## Task to complete
Pull out every line containing the string "true".

## Stored data
----------------

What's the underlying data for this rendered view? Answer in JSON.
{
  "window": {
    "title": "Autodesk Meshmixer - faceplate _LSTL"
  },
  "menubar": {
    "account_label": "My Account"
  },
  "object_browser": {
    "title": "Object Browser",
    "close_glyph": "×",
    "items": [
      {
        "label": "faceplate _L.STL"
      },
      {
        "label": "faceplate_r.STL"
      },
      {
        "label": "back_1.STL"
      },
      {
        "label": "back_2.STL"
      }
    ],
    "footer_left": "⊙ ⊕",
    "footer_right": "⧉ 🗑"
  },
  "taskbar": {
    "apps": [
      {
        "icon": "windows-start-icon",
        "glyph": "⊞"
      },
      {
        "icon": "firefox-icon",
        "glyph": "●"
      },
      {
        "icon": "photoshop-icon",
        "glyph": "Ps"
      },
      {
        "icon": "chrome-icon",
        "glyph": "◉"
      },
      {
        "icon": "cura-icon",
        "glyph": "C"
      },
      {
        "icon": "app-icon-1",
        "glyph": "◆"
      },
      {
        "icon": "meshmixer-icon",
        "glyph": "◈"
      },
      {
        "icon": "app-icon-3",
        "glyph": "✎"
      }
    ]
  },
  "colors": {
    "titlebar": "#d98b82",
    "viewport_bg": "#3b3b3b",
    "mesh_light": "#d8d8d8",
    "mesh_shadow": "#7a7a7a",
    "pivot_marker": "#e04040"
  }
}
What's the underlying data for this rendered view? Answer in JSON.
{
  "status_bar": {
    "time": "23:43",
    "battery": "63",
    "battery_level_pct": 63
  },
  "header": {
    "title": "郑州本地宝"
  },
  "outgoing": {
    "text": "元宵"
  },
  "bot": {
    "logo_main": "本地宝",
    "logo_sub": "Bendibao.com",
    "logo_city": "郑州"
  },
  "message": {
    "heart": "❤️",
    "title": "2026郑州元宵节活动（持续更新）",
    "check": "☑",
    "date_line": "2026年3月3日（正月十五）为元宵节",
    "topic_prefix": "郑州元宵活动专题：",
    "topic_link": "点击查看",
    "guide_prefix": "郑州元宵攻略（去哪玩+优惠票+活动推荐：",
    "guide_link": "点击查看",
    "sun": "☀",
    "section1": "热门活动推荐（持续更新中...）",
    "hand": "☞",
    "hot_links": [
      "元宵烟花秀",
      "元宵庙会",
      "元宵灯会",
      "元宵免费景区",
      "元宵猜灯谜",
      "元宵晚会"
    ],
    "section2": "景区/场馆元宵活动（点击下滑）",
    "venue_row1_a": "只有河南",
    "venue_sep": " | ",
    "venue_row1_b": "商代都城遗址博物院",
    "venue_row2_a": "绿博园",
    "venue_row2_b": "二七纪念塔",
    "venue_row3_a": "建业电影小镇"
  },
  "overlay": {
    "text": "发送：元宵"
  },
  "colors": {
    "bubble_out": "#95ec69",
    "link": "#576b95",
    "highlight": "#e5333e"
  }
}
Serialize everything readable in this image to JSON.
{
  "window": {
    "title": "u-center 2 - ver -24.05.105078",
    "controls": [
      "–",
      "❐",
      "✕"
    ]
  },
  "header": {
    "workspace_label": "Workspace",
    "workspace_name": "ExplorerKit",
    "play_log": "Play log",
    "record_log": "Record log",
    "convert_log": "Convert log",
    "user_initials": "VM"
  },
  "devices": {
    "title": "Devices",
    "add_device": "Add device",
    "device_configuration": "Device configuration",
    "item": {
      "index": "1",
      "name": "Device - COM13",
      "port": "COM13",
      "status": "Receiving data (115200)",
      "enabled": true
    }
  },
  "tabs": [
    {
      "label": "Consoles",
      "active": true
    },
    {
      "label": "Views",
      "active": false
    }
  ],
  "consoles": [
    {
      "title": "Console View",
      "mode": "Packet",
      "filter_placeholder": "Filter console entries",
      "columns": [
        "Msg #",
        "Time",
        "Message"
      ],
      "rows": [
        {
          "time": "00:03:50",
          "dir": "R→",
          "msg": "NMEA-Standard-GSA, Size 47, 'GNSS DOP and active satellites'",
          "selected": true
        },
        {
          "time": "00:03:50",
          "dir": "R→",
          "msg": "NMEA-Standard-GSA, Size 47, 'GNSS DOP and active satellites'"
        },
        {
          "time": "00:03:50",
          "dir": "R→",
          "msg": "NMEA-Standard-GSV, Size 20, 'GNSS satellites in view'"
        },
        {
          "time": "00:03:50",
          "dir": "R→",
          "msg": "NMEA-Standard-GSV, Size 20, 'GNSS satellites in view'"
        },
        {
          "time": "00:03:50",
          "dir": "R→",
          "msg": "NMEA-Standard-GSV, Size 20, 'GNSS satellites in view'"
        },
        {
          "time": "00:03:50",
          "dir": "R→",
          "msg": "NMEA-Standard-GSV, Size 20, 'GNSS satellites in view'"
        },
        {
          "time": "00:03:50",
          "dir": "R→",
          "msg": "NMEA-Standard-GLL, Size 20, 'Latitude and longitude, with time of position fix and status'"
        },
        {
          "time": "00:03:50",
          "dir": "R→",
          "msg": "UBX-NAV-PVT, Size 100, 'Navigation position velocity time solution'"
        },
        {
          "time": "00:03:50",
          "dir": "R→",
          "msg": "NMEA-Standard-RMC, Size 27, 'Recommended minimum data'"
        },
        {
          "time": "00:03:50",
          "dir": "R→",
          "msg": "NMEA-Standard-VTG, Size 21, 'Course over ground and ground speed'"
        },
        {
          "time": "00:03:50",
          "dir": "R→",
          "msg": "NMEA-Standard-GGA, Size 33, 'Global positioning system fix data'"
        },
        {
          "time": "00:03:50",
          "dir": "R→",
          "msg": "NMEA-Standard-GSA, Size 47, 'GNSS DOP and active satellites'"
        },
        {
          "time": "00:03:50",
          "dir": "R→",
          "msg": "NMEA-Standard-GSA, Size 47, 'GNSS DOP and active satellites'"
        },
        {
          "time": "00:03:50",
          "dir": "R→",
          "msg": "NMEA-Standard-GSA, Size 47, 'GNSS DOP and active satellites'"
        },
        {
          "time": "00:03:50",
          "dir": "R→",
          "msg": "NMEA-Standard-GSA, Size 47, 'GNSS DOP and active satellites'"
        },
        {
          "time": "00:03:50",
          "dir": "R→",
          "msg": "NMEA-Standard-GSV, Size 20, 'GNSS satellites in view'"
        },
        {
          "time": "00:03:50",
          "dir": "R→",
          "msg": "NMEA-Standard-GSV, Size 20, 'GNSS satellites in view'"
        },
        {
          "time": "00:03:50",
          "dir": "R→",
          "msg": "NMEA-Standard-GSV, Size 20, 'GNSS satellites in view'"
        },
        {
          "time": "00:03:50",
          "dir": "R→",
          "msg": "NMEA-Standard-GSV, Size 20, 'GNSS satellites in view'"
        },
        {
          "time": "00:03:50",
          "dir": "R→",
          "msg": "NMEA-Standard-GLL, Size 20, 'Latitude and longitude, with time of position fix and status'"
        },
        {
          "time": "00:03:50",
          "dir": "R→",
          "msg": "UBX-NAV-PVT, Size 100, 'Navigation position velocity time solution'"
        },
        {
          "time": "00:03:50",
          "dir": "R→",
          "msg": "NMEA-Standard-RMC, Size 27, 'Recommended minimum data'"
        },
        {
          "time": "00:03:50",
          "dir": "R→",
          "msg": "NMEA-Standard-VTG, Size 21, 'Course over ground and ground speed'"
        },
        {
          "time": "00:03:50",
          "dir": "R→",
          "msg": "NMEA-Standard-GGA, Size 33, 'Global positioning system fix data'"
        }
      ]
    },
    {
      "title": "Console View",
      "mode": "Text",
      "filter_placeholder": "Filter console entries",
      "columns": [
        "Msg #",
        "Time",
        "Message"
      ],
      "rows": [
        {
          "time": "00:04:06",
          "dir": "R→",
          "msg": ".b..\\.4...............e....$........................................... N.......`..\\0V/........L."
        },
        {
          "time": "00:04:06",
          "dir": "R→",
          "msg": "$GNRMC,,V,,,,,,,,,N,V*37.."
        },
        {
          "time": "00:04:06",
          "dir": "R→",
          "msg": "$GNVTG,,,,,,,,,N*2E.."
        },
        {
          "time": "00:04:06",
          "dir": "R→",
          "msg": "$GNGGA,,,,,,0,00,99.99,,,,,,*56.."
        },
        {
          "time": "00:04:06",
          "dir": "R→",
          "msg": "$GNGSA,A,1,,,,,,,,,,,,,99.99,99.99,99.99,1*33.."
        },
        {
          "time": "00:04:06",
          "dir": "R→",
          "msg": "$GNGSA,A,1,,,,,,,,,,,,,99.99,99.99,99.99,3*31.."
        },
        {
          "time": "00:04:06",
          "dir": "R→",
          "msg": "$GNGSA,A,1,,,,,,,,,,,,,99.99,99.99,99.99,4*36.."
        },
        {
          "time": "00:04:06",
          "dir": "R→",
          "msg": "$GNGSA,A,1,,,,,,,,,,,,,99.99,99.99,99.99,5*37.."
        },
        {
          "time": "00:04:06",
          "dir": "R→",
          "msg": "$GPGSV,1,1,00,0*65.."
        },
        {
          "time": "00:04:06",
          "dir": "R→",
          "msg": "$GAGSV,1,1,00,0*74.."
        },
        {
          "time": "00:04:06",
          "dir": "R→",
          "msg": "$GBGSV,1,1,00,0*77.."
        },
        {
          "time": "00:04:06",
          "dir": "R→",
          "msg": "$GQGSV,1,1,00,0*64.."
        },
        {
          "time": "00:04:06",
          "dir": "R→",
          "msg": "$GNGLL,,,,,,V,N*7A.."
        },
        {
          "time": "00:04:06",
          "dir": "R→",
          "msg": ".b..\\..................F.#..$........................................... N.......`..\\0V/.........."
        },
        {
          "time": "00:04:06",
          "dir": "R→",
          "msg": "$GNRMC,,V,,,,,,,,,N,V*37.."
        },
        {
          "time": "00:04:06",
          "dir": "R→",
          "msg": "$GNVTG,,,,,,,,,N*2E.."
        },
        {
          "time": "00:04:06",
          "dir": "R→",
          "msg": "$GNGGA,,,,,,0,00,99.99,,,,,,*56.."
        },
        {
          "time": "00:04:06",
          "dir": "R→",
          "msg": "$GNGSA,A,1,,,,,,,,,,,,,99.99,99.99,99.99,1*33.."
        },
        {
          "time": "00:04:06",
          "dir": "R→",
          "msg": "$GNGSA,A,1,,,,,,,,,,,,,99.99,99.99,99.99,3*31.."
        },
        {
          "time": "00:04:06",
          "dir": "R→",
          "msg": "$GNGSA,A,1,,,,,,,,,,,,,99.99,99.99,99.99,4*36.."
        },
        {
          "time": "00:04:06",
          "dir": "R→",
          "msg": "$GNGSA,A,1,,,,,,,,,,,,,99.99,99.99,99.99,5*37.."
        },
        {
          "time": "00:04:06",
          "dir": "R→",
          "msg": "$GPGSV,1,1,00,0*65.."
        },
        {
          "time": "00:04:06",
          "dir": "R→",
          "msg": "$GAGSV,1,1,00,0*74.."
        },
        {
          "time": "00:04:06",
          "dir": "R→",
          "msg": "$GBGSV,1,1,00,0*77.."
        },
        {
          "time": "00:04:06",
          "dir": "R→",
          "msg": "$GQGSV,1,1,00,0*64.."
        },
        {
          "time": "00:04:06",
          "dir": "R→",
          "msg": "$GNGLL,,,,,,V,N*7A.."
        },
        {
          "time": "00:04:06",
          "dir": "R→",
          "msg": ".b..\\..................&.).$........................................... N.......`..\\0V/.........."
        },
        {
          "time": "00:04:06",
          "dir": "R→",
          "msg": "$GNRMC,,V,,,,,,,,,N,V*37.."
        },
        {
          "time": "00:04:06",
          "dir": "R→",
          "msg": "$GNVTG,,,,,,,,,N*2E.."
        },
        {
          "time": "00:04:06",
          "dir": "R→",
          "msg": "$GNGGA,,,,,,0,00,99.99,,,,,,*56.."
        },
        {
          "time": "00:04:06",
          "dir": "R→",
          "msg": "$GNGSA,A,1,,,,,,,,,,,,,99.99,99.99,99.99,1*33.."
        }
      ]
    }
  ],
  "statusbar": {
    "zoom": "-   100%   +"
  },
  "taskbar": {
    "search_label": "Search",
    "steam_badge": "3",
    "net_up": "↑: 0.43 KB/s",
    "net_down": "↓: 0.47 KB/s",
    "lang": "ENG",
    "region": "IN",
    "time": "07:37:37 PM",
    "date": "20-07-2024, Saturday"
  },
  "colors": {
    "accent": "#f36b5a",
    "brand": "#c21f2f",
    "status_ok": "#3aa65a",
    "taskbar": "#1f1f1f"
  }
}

----------------

## Output for this exercise
      "enabled": true
      "active": true
          "selected": true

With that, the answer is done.